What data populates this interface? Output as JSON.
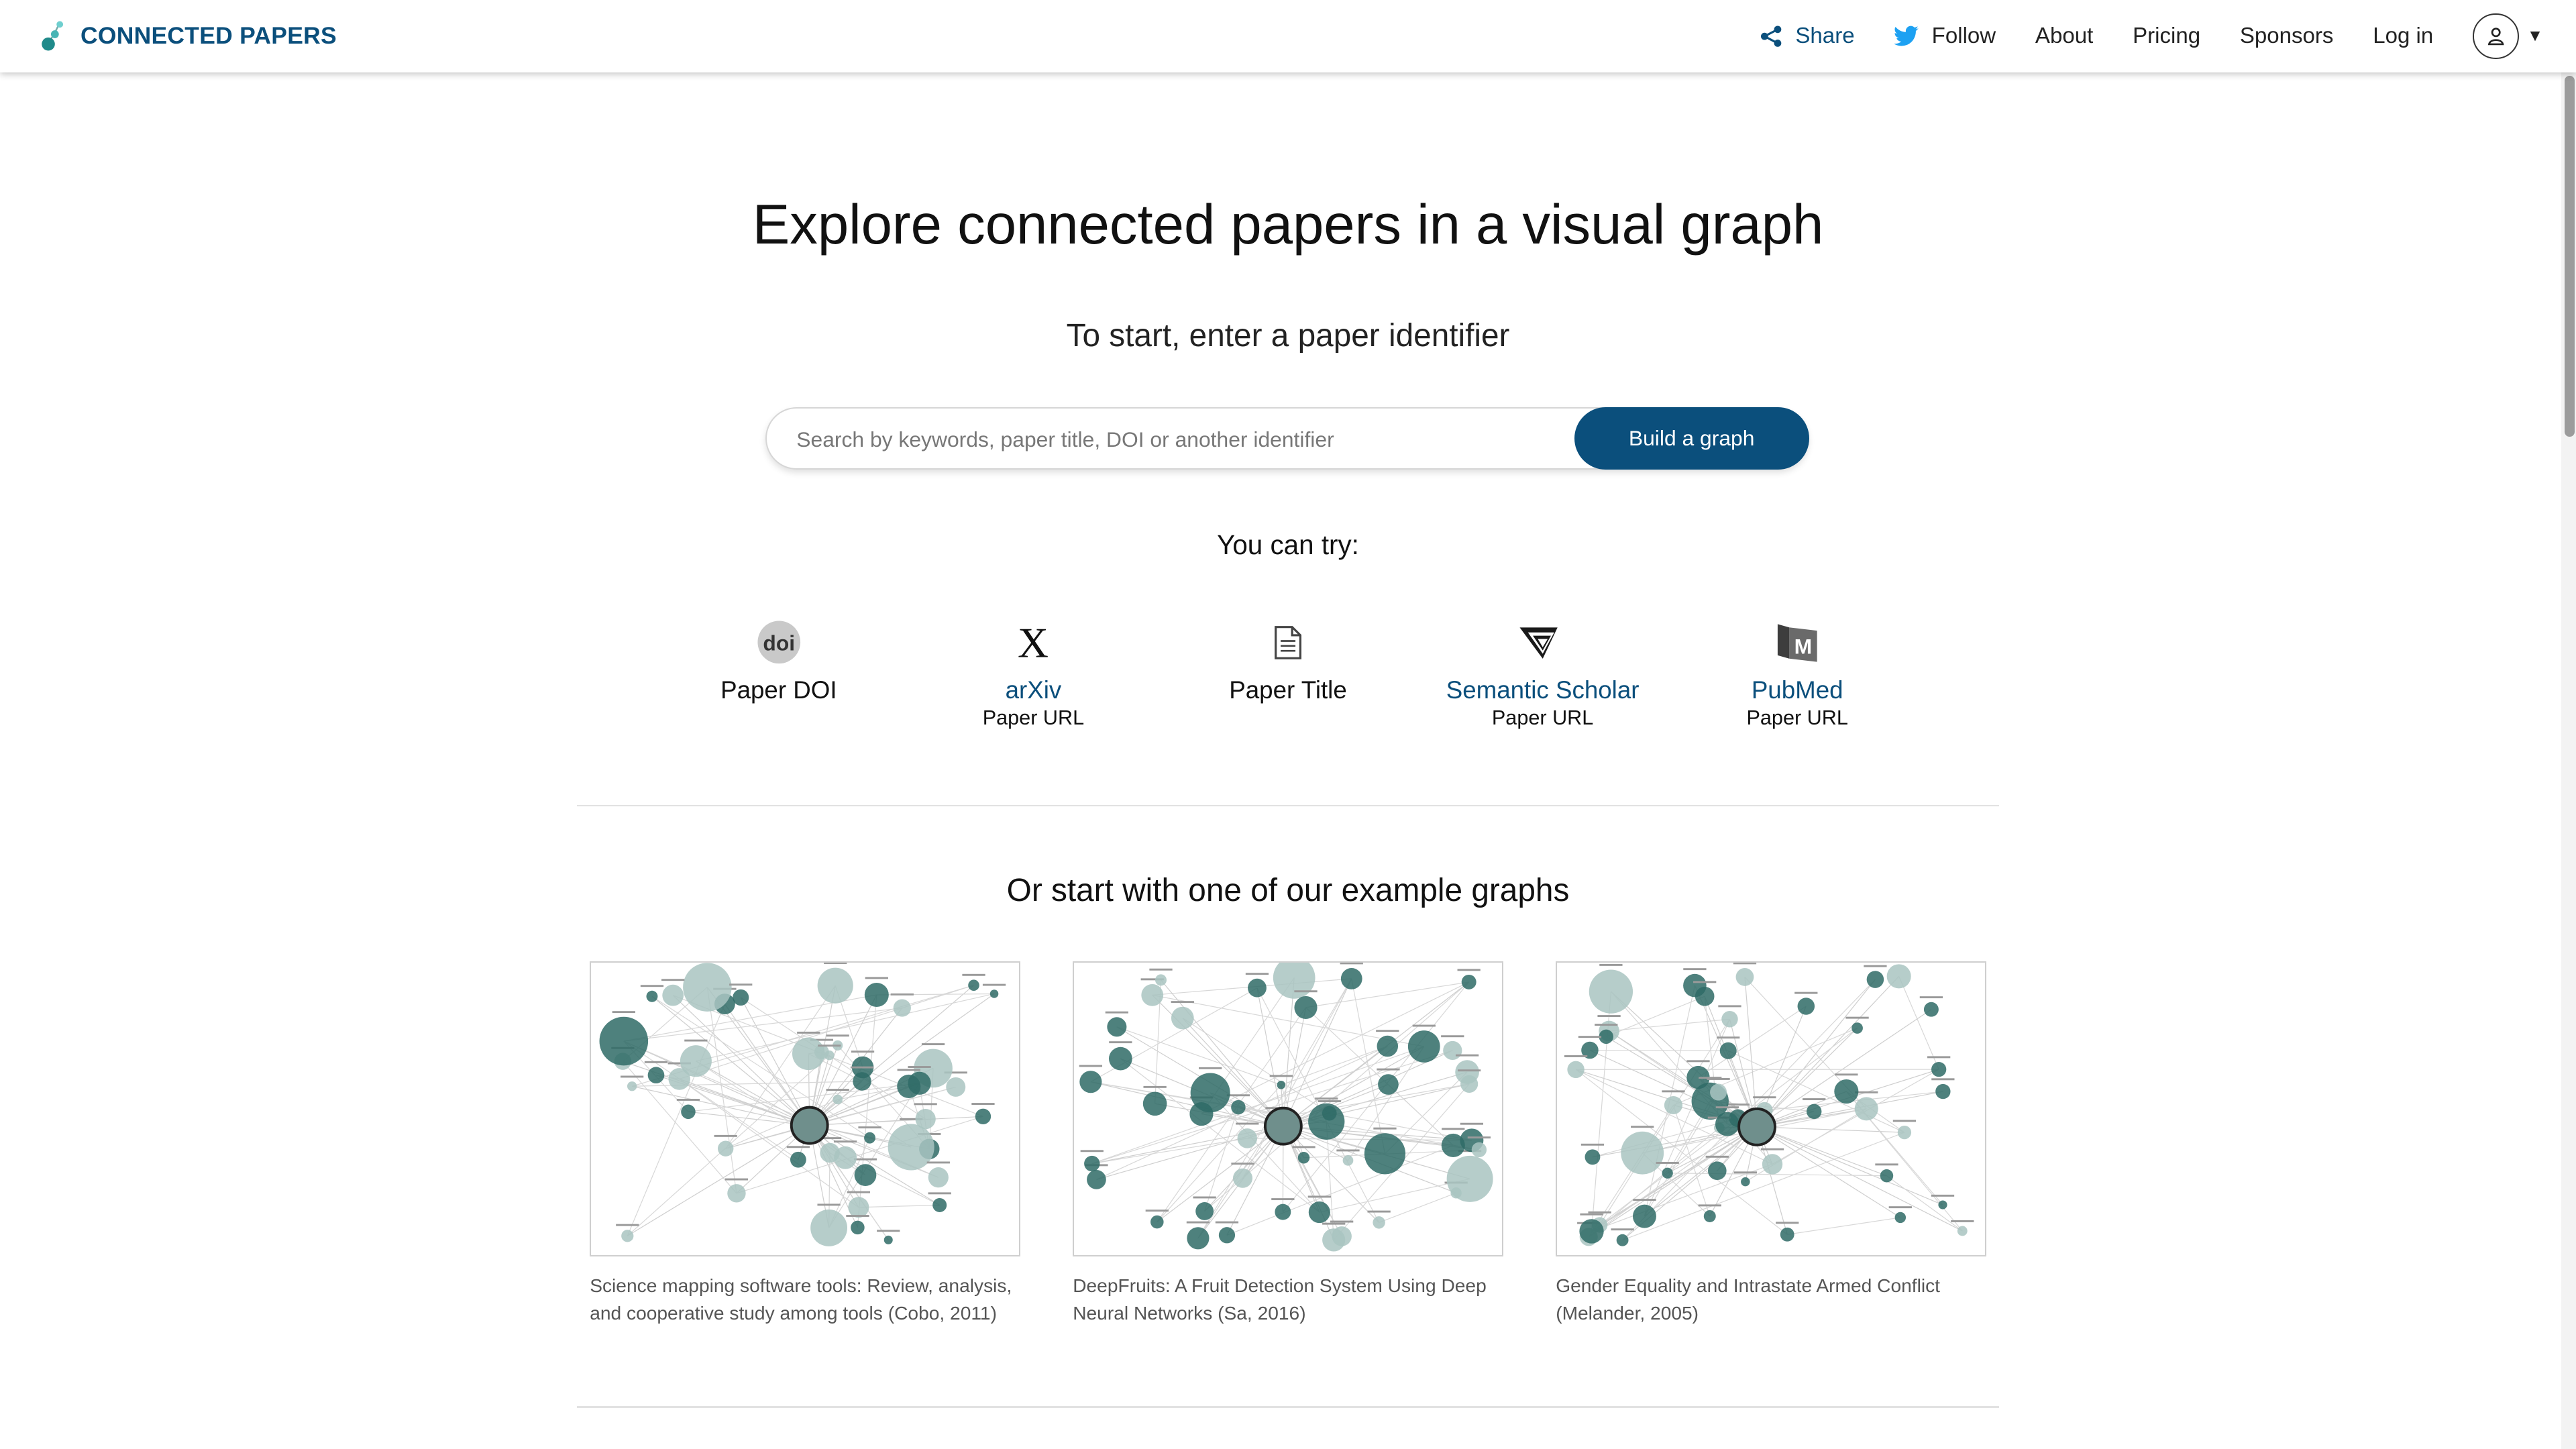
{
  "brand": {
    "name": "CONNECTED PAPERS"
  },
  "nav": {
    "share": "Share",
    "follow": "Follow",
    "about": "About",
    "pricing": "Pricing",
    "sponsors": "Sponsors",
    "login": "Log in"
  },
  "hero": {
    "title": "Explore connected papers in a visual graph",
    "subtitle": "To start, enter a paper identifier"
  },
  "search": {
    "placeholder": "Search by keywords, paper title, DOI or another identifier",
    "value": "",
    "button": "Build a graph"
  },
  "try": {
    "heading": "You can try:",
    "options": [
      {
        "label": "Paper DOI",
        "sub": "",
        "icon": "doi-icon"
      },
      {
        "label": "arXiv",
        "sub": "Paper URL",
        "icon": "arxiv-icon"
      },
      {
        "label": "Paper Title",
        "sub": "",
        "icon": "document-icon"
      },
      {
        "label": "Semantic Scholar",
        "sub": "Paper URL",
        "icon": "semantic-scholar-icon"
      },
      {
        "label": "PubMed",
        "sub": "Paper URL",
        "icon": "pubmed-icon"
      }
    ]
  },
  "examples": {
    "heading": "Or start with one of our example graphs",
    "items": [
      {
        "caption": "Science mapping software tools: Review, analysis, and cooperative study among tools (Cobo, 2011)"
      },
      {
        "caption": "DeepFruits: A Fruit Detection System Using Deep Neural Networks (Sa, 2016)"
      },
      {
        "caption": "Gender Equality and Intrastate Armed Conflict (Melander, 2005)"
      }
    ]
  },
  "colors": {
    "brand": "#0b4f7c",
    "graph_dark": "#2f6b66",
    "graph_light": "#a9c4c1"
  }
}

Given request
Return every line holding the word "label" from the records.

The solution
        "label": "Paper DOI",
        "label": "arXiv",
        "label": "Paper Title",
        "label": "Semantic Scholar",
        "label": "PubMed",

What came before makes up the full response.